### Data section ###

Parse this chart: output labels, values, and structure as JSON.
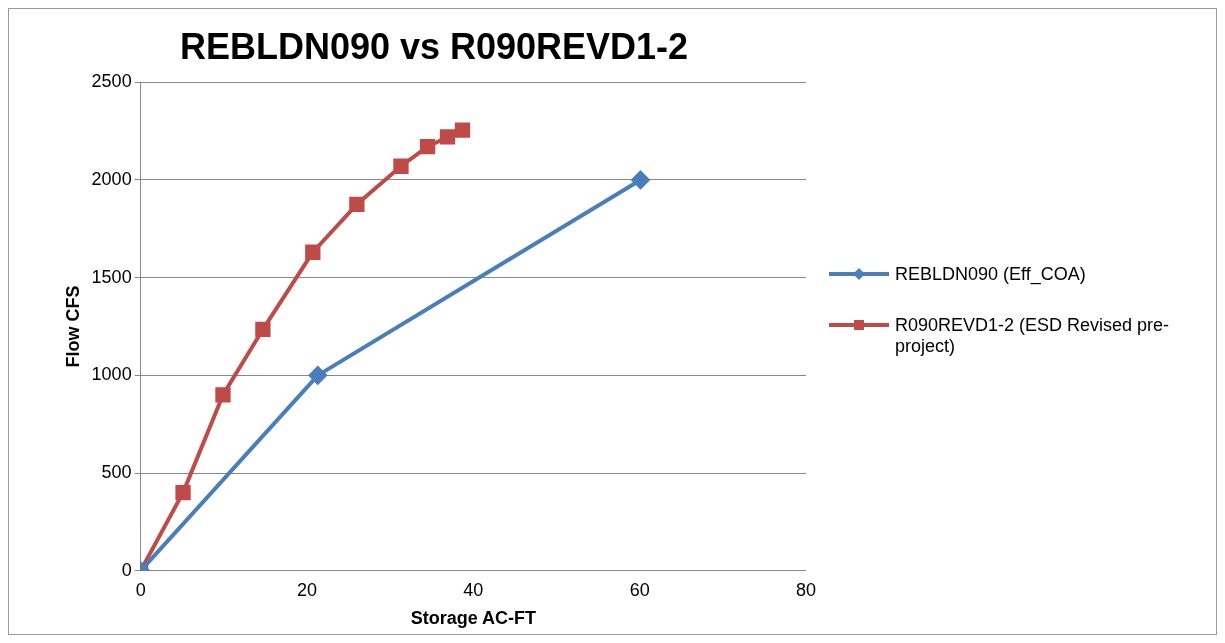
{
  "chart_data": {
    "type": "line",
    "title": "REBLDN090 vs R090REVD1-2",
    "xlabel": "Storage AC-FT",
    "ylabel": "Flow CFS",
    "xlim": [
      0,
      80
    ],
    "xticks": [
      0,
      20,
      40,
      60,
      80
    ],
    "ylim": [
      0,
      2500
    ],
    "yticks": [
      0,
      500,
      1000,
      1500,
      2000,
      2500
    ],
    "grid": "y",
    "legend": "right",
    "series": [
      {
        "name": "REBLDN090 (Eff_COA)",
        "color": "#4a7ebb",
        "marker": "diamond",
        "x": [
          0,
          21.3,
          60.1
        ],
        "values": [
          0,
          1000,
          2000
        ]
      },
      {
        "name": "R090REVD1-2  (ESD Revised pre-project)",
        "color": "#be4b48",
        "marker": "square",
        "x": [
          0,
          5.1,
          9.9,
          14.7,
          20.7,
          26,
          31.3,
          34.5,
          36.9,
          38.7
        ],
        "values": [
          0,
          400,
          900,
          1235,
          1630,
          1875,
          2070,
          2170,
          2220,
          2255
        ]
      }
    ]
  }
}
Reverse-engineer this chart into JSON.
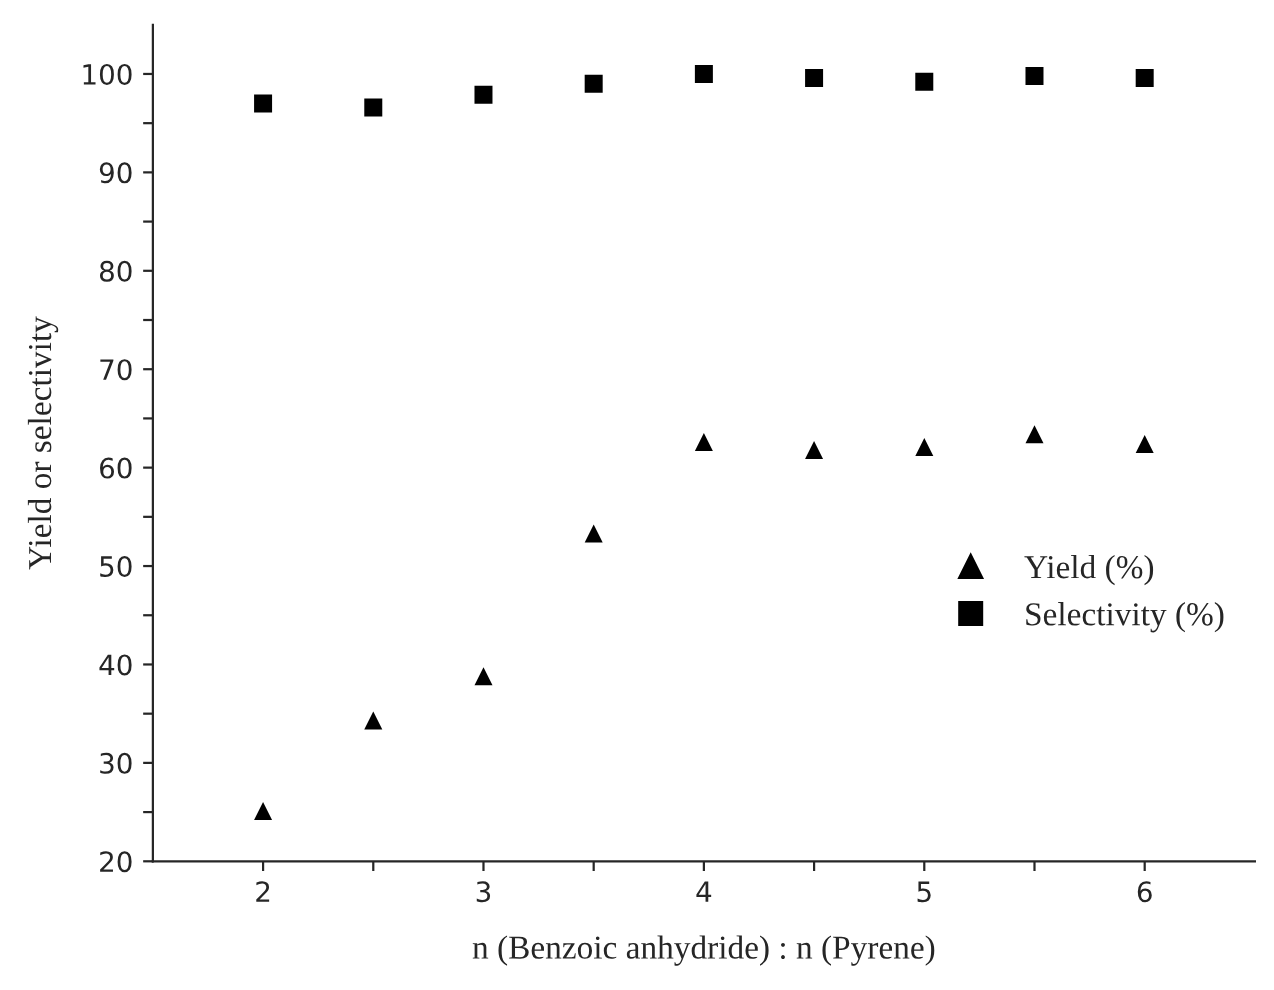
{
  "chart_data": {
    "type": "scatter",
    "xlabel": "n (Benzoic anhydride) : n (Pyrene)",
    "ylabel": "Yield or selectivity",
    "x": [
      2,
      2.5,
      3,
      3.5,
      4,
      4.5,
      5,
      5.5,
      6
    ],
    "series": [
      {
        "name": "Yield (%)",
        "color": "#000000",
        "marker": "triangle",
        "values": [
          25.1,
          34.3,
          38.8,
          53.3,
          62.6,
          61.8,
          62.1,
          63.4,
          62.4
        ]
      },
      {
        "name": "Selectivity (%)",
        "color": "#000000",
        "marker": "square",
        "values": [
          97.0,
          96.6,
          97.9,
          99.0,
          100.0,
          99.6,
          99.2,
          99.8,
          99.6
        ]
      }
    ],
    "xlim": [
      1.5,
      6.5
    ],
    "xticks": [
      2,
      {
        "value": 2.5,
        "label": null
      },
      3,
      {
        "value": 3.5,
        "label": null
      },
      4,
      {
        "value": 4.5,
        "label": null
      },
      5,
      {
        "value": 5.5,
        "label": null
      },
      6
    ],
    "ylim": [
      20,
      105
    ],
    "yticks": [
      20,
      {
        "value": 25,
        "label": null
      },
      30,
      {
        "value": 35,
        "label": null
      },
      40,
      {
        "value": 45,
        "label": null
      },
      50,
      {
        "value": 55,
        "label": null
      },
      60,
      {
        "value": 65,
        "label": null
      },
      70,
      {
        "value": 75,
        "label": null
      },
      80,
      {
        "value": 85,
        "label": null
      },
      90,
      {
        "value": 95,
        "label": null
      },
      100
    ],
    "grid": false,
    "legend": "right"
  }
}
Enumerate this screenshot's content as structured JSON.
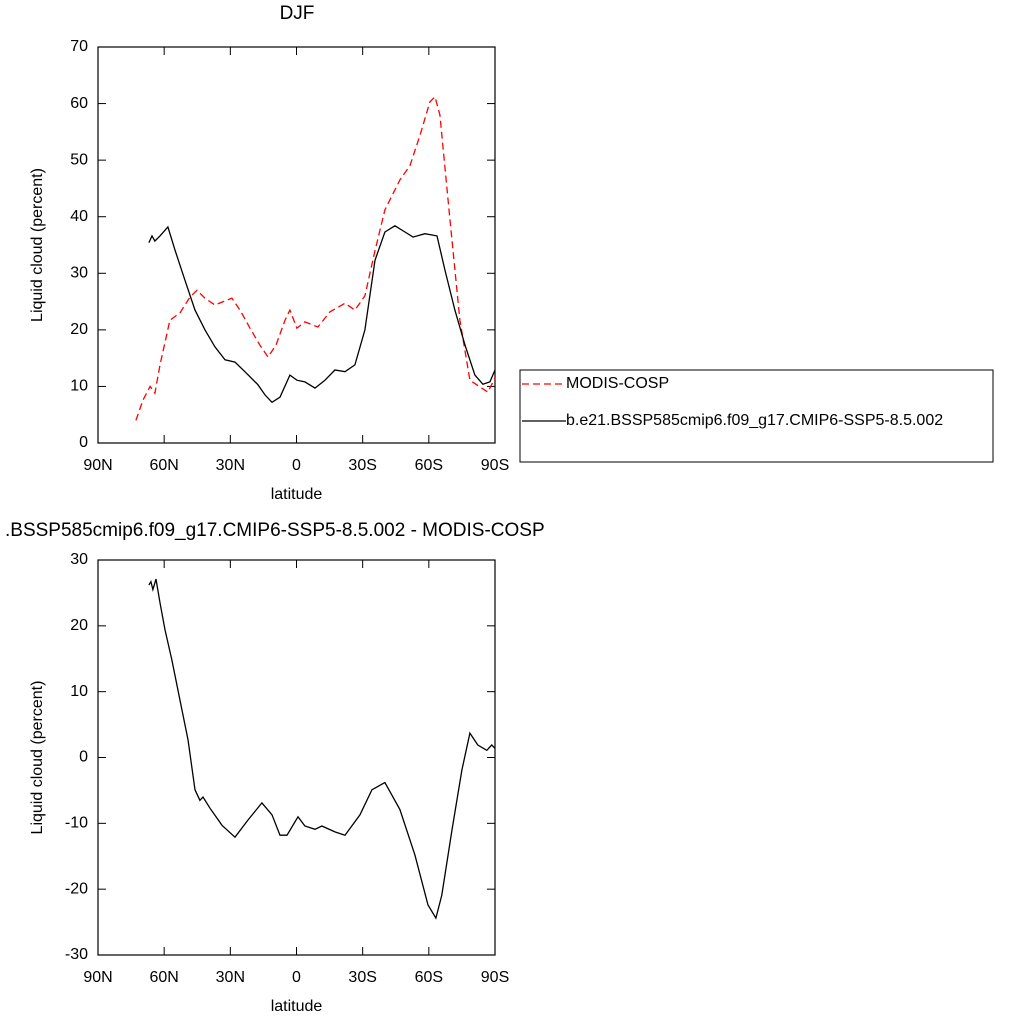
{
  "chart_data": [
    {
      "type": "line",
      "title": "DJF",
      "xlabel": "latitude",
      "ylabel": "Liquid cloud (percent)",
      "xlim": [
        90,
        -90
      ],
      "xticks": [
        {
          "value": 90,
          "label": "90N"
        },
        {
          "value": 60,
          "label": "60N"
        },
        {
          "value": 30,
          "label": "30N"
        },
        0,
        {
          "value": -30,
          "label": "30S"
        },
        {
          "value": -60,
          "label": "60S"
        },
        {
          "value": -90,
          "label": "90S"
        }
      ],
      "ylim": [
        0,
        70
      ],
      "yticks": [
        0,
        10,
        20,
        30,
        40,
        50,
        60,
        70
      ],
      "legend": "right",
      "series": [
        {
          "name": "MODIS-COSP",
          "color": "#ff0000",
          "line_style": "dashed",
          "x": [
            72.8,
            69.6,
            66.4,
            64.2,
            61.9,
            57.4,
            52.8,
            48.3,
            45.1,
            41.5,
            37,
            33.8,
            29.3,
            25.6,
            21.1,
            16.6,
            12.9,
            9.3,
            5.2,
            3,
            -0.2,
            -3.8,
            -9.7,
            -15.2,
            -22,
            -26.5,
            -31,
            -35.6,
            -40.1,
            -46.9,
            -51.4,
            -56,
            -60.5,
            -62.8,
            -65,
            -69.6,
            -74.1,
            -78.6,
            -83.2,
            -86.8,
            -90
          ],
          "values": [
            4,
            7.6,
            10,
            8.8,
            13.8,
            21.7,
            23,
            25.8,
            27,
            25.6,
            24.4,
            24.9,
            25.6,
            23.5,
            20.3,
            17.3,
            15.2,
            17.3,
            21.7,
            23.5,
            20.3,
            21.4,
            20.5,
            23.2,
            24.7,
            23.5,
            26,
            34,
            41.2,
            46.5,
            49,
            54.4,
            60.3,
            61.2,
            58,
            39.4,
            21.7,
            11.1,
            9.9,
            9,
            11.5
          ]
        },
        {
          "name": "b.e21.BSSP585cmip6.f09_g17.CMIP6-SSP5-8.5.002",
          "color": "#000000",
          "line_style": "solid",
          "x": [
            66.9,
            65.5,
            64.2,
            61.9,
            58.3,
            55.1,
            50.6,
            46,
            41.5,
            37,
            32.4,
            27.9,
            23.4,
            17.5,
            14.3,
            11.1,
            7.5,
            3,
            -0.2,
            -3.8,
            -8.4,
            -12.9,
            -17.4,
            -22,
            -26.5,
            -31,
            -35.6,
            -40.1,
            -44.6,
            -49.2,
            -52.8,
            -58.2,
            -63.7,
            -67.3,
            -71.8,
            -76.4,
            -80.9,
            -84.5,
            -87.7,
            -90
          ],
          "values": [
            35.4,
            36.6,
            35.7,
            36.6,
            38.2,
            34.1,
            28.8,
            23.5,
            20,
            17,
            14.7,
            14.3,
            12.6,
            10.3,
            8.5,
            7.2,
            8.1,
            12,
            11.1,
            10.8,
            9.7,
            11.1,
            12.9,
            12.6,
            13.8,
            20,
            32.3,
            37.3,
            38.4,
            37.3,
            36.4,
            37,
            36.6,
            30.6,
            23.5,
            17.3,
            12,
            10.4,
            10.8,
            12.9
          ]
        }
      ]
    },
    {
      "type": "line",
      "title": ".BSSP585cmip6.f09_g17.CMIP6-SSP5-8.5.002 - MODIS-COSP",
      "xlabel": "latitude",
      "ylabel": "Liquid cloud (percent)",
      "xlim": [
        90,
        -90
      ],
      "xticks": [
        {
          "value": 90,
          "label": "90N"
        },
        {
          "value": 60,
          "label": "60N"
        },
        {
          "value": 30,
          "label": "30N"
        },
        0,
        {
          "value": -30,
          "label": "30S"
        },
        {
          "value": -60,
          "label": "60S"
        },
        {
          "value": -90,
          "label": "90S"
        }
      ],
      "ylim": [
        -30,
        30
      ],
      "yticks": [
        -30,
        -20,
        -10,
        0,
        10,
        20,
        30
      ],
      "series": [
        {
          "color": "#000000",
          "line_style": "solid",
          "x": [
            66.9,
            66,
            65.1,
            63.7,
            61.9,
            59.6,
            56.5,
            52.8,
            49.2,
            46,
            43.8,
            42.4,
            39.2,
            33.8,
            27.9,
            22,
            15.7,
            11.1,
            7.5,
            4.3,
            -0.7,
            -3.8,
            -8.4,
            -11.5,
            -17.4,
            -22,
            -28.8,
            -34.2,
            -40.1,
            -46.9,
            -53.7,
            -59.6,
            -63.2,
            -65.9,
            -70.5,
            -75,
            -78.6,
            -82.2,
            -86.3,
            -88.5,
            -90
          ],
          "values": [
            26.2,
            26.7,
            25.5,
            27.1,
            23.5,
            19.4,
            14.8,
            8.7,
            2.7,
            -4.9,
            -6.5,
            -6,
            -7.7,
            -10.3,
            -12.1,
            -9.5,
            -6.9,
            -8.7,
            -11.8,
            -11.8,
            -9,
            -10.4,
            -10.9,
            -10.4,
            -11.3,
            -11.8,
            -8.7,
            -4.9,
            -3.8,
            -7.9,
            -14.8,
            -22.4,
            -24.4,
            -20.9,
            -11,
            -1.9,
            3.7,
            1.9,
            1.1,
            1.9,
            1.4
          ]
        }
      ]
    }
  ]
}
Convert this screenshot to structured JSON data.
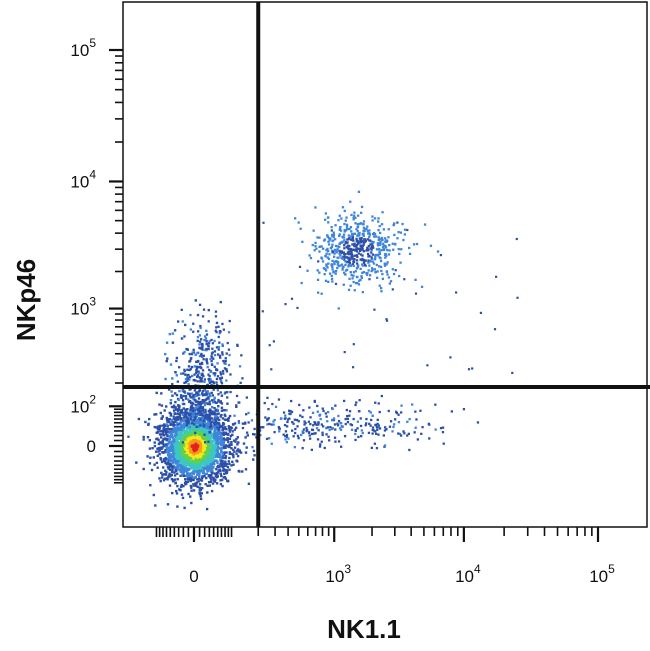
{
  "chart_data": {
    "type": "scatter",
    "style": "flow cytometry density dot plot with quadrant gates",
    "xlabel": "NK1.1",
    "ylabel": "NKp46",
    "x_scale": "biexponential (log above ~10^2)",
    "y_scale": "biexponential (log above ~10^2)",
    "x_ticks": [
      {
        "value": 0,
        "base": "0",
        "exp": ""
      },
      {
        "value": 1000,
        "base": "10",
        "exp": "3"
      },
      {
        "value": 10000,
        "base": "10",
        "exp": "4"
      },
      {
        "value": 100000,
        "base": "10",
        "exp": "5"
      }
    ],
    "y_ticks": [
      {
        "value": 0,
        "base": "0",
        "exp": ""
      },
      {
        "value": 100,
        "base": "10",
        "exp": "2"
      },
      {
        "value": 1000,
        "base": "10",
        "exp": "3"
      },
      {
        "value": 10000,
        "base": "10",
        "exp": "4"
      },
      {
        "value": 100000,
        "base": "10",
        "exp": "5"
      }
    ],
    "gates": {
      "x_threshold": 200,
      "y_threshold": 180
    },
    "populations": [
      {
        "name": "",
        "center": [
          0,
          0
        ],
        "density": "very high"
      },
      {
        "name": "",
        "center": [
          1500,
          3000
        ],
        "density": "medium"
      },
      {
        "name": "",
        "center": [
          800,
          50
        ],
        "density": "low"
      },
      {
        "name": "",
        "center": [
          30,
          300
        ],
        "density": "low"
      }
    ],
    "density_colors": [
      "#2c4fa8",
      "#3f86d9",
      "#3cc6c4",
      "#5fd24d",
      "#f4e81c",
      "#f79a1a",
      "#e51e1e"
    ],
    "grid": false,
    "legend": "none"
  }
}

###

Written exercise:
Count the lines in the records above that contain the word "title", and give only the number.

Complete output:
3